Directions
Retype the lines exactly, from the start of the records up to and including the line that contains "subsection-a-access-and-testing-policy [304,1562,1182,1702]".

━━━━━ Dataset excerpts ━━━━━

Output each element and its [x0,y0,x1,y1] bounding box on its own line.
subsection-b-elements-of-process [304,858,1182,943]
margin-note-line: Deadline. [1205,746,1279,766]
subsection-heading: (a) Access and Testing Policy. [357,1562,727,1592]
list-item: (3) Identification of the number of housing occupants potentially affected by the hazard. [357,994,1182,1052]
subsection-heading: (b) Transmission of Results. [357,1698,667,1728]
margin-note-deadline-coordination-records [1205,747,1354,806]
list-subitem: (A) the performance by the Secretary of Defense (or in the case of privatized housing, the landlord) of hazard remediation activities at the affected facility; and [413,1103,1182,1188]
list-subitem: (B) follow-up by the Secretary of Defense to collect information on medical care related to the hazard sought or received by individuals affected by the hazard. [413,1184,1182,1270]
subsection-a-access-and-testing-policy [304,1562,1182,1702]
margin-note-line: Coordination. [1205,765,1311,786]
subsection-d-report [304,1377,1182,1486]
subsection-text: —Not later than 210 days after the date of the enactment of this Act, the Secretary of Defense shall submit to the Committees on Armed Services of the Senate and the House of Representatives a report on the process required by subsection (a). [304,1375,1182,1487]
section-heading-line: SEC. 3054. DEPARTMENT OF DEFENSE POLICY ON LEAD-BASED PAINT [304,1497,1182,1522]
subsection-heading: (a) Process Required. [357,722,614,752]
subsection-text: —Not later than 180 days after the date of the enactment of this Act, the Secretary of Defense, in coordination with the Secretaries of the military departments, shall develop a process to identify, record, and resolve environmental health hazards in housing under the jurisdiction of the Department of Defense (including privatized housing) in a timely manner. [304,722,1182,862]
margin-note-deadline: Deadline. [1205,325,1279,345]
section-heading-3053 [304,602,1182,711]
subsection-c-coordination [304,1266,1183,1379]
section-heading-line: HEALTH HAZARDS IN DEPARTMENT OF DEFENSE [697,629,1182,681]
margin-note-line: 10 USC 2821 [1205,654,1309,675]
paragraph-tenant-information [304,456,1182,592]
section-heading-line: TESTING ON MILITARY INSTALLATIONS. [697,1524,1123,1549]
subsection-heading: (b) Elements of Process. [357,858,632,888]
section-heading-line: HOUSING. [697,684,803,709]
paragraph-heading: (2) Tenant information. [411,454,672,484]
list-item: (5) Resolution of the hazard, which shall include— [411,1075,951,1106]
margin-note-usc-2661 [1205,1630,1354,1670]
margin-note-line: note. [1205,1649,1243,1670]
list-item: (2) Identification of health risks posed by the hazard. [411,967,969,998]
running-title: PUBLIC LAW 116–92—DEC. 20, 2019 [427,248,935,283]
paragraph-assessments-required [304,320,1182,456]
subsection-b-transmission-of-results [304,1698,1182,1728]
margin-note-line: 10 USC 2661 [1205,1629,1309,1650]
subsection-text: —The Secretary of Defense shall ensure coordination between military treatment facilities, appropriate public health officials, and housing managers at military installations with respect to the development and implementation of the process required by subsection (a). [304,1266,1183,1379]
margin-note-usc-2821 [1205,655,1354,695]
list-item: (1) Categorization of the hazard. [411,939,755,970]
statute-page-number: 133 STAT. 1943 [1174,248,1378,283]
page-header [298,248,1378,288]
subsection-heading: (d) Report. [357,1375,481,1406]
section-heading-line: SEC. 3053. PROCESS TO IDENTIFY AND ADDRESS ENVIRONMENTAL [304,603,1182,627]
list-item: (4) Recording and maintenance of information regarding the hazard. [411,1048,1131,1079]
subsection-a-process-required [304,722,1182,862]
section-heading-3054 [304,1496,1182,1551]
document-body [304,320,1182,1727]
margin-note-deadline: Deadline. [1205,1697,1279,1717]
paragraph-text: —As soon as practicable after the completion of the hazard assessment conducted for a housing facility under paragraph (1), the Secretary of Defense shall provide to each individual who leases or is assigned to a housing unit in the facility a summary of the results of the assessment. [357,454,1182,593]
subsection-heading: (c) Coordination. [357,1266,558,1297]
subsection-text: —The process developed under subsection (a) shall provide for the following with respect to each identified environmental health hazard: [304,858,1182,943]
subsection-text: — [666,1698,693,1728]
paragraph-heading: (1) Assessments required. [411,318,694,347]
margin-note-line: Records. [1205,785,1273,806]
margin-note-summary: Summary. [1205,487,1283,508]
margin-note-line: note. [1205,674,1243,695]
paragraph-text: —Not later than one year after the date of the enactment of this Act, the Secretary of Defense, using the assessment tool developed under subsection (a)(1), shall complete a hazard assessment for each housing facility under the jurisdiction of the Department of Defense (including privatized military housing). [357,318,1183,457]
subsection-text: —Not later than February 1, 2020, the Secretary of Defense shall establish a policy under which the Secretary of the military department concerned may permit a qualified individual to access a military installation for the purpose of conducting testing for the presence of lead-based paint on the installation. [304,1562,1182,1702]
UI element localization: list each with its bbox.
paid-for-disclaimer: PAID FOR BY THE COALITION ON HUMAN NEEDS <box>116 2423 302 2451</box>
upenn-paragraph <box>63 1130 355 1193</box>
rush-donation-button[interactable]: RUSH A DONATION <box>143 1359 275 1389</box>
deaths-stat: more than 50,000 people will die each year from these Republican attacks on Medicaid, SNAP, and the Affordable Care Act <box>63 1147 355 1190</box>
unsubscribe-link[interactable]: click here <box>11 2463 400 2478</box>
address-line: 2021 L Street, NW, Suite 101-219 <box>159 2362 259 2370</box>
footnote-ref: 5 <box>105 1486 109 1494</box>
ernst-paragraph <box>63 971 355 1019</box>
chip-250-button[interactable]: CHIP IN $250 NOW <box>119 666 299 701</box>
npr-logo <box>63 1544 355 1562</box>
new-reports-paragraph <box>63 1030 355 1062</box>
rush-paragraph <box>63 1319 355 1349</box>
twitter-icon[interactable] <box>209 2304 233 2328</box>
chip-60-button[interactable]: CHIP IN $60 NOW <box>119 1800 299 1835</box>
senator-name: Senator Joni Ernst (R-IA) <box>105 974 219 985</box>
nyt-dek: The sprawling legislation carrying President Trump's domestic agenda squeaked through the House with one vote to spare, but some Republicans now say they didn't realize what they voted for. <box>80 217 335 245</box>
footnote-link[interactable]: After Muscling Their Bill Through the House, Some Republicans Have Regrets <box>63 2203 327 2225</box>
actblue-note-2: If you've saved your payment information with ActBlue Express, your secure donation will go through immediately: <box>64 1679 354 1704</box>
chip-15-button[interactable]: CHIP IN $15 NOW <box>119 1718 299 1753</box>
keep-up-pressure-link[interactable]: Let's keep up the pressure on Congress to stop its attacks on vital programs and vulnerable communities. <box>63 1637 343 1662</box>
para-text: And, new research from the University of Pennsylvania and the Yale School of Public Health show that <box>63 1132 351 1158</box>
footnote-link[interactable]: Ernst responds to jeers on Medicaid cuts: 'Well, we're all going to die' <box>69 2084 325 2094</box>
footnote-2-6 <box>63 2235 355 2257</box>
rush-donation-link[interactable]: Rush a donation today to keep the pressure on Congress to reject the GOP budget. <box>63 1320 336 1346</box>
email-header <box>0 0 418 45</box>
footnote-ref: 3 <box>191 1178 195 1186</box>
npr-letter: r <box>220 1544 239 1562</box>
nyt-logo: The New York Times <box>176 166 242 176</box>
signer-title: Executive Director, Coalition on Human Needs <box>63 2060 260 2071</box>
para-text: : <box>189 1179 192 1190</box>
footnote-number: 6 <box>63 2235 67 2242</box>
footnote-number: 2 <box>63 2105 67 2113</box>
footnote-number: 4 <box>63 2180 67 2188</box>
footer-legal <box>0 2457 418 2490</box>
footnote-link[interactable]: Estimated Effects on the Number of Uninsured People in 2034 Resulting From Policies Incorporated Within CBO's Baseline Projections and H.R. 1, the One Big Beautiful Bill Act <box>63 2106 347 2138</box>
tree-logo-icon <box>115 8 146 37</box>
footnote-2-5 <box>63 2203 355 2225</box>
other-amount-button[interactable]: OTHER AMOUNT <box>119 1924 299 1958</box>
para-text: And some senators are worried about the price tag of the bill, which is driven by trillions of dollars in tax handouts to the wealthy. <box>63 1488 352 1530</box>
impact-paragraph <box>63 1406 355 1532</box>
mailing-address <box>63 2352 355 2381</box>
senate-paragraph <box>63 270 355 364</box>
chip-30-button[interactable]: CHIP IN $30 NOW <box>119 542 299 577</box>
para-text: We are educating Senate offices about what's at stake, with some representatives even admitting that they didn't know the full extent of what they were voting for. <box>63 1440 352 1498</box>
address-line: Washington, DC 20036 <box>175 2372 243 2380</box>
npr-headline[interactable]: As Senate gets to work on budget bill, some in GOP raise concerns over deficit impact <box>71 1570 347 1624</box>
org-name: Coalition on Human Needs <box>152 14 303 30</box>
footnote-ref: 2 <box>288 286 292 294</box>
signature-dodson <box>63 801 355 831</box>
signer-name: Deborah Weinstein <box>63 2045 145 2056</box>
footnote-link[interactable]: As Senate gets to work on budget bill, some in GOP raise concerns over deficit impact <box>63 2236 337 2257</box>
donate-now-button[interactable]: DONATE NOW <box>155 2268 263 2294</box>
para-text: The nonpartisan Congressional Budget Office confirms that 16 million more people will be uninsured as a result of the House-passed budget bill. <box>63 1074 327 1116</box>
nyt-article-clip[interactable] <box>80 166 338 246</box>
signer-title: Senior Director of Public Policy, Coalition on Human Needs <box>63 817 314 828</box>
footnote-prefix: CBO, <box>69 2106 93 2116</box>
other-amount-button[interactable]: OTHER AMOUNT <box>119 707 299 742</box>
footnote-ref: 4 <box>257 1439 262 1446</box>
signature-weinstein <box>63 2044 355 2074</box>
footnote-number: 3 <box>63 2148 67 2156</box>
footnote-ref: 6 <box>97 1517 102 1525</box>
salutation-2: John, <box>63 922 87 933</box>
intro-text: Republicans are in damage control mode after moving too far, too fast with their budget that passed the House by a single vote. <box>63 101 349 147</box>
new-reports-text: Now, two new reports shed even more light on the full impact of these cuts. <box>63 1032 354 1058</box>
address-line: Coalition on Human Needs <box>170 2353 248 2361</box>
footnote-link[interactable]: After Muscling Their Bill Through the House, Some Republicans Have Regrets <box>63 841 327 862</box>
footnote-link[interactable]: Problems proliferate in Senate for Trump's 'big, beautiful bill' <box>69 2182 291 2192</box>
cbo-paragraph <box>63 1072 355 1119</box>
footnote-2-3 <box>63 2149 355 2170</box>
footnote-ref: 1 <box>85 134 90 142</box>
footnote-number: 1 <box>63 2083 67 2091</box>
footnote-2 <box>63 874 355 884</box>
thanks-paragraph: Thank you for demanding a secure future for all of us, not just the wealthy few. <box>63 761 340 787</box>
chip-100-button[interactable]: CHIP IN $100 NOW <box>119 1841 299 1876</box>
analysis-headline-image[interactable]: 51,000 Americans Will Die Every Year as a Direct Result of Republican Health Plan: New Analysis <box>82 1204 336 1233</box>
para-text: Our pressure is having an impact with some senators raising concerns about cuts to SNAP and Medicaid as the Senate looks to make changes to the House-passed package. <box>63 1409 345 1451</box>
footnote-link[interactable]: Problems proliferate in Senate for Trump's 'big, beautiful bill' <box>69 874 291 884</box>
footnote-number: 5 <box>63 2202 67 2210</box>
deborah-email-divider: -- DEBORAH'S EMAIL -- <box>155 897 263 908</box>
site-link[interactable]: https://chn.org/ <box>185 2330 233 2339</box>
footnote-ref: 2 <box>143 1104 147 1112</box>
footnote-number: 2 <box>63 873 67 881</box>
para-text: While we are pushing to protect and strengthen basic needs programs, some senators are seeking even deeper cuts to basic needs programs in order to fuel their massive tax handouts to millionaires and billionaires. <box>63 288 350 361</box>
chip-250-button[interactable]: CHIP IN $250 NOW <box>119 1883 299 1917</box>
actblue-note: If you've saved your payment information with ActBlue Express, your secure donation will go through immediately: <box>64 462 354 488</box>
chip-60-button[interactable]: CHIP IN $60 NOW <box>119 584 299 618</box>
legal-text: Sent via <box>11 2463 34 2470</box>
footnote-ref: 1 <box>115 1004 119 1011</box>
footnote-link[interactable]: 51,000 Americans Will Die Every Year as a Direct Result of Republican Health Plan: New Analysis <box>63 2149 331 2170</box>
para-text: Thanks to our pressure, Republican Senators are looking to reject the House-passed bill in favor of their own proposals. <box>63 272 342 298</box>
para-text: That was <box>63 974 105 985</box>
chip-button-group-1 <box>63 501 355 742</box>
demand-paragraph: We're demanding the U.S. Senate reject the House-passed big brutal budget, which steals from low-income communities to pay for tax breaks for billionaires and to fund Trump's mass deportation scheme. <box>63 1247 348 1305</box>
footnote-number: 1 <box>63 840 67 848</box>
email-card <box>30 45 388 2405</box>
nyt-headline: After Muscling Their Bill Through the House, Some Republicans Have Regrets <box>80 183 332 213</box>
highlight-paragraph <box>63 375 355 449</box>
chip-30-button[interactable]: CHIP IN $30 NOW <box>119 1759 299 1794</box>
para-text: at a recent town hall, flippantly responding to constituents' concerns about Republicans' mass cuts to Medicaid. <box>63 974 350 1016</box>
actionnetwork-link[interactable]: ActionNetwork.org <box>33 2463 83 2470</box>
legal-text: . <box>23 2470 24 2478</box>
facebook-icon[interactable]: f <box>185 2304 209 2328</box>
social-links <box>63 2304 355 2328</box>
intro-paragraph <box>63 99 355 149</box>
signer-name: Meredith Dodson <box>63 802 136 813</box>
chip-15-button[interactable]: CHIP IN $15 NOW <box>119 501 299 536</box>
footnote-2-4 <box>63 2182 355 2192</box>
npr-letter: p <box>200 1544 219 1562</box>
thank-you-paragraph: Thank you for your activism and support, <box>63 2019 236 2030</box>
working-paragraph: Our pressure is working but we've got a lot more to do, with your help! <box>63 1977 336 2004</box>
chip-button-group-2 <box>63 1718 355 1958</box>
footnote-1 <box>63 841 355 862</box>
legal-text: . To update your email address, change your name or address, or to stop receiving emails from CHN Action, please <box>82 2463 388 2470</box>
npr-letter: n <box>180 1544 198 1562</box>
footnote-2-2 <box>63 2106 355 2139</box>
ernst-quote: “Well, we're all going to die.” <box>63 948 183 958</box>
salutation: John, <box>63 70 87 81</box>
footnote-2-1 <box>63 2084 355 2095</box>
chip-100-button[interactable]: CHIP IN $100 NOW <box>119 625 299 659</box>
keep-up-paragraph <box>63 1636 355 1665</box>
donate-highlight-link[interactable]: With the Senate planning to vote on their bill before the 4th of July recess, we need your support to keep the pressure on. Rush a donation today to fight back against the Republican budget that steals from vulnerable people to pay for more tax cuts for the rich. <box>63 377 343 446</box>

━━━━━

Answer to the problem
Output each element and its [x0,y0,x1,y1] bounding box on its own line.
subsection-b-elements-of-process [304,858,1182,943]
margin-note-line: Deadline. [1205,746,1279,766]
subsection-heading: (a) Access and Testing Policy. [357,1562,727,1592]
list-item: (3) Identification of the number of housing occupants potentially affected by the hazard. [357,994,1182,1052]
subsection-heading: (b) Transmission of Results. [357,1698,667,1728]
margin-note-deadline-coordination-records [1205,747,1354,806]
list-subitem: (A) the performance by the Secretary of Defense (or in the case of privatized housing, the landlord) of hazard remediation activities at the affected facility; and [413,1103,1182,1188]
list-subitem: (B) follow-up by the Secretary of Defense to collect information on medical care related to the hazard sought or received by individuals affected by the hazard. [413,1184,1182,1270]
subsection-a-access-and-testing-policy [304,1562,1182,1702]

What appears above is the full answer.